----- RECORDS PROVIDED

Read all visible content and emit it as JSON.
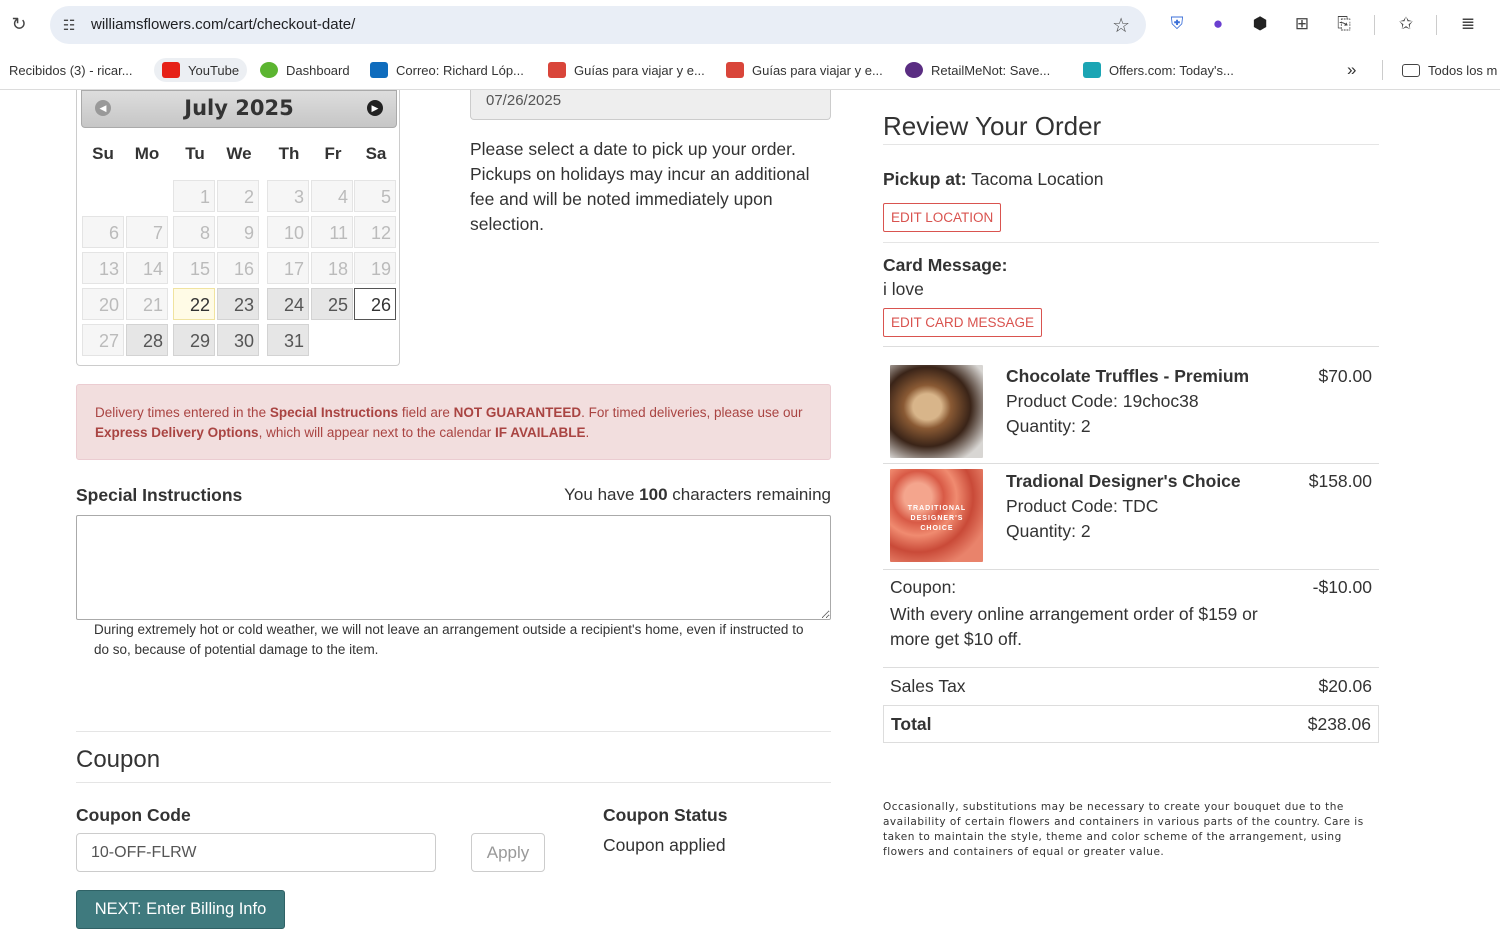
{
  "browser": {
    "url": "williamsflowers.com/cart/checkout-date/",
    "bookmarks": [
      {
        "label": "Recibidos (3) - ricar...",
        "color": ""
      },
      {
        "label": "YouTube",
        "color": "#e62117"
      },
      {
        "label": "Dashboard",
        "color": "#5cb531"
      },
      {
        "label": "Correo: Richard Lóp...",
        "color": "#0f6cbd"
      },
      {
        "label": "Guías para viajar y e...",
        "color": "#d9453a"
      },
      {
        "label": "Guías para viajar y e...",
        "color": "#d9453a"
      },
      {
        "label": "RetailMeNot: Save...",
        "color": "#5a2d82"
      },
      {
        "label": "Offers.com: Today's...",
        "color": "#1ba5b4"
      }
    ],
    "overflow_label": "»",
    "all_bookmarks_label": "Todos los m"
  },
  "calendar": {
    "month_title": "July 2025",
    "weekdays": [
      "Su",
      "Mo",
      "Tu",
      "We",
      "Th",
      "Fr",
      "Sa"
    ],
    "weeks": [
      [
        "",
        "",
        "1",
        "2",
        "3",
        "4",
        "5"
      ],
      [
        "6",
        "7",
        "8",
        "9",
        "10",
        "11",
        "12"
      ],
      [
        "13",
        "14",
        "15",
        "16",
        "17",
        "18",
        "19"
      ],
      [
        "20",
        "21",
        "22",
        "23",
        "24",
        "25",
        "26"
      ],
      [
        "27",
        "28",
        "29",
        "30",
        "31",
        "",
        ""
      ]
    ],
    "available_days": [
      "23",
      "24",
      "25",
      "28",
      "29",
      "30",
      "31"
    ],
    "today": "22",
    "selected": "26"
  },
  "date_field": "07/26/2025",
  "pickup_note": "Please select a date to pick up your order. Pickups on holidays may incur an additional fee and will be noted immediately upon selection.",
  "alert": {
    "p1": "Delivery times entered in the ",
    "b1": "Special Instructions",
    "p2": " field are ",
    "b2": "NOT GUARANTEED",
    "p3": ". For timed deliveries, please use our ",
    "b3": "Express Delivery Options",
    "p4": ", which will appear next to the calendar ",
    "b4": "IF AVAILABLE",
    "p5": "."
  },
  "special_instructions": {
    "label": "Special Instructions",
    "remaining_pre": "You have ",
    "remaining_count": "100",
    "remaining_post": " characters remaining",
    "value": ""
  },
  "weather_note": "During extremely hot or cold weather, we will not leave an arrangement outside a recipient's home, even if instructed to do so, because of potential damage to the item.",
  "coupon": {
    "heading": "Coupon",
    "code_label": "Coupon Code",
    "code_value": "10-OFF-FLRW",
    "apply_label": "Apply",
    "status_label": "Coupon Status",
    "status_value": "Coupon applied"
  },
  "next_button": "NEXT: Enter Billing Info",
  "review": {
    "heading": "Review Your Order",
    "pickup_label": "Pickup at:",
    "pickup_value": " Tacoma Location",
    "edit_location": "EDIT LOCATION",
    "card_label": "Card Message:",
    "card_text": "i love",
    "edit_card": "EDIT CARD MESSAGE",
    "items": [
      {
        "name": "Chocolate Truffles - Premium",
        "code": "Product Code: 19choc38",
        "qty": "Quantity: 2",
        "price": "$70.00"
      },
      {
        "name": "Tradional Designer's Choice",
        "code": "Product Code: TDC",
        "qty": "Quantity: 2",
        "price": "$158.00",
        "thumb_text": "TRADITIONAL DESIGNER'S CHOICE"
      }
    ],
    "coupon_label": "Coupon:",
    "coupon_desc": "With every online arrangement order of $159 or more get $10 off.",
    "coupon_amount": "-$10.00",
    "tax_label": "Sales Tax",
    "tax_value": "$20.06",
    "total_label": "Total",
    "total_value": "$238.06",
    "small_print": "Occasionally, substitutions may be necessary to create your bouquet due to the availability of certain flowers and containers in various parts of the country. Care is taken to maintain the style, theme and color scheme of the arrangement, using flowers and containers of equal or greater value."
  }
}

----------

Report every line in the data above in which the word "Product" appears.

        "code": "Product Code: 19choc38",
        "code": "Product Code: TDC",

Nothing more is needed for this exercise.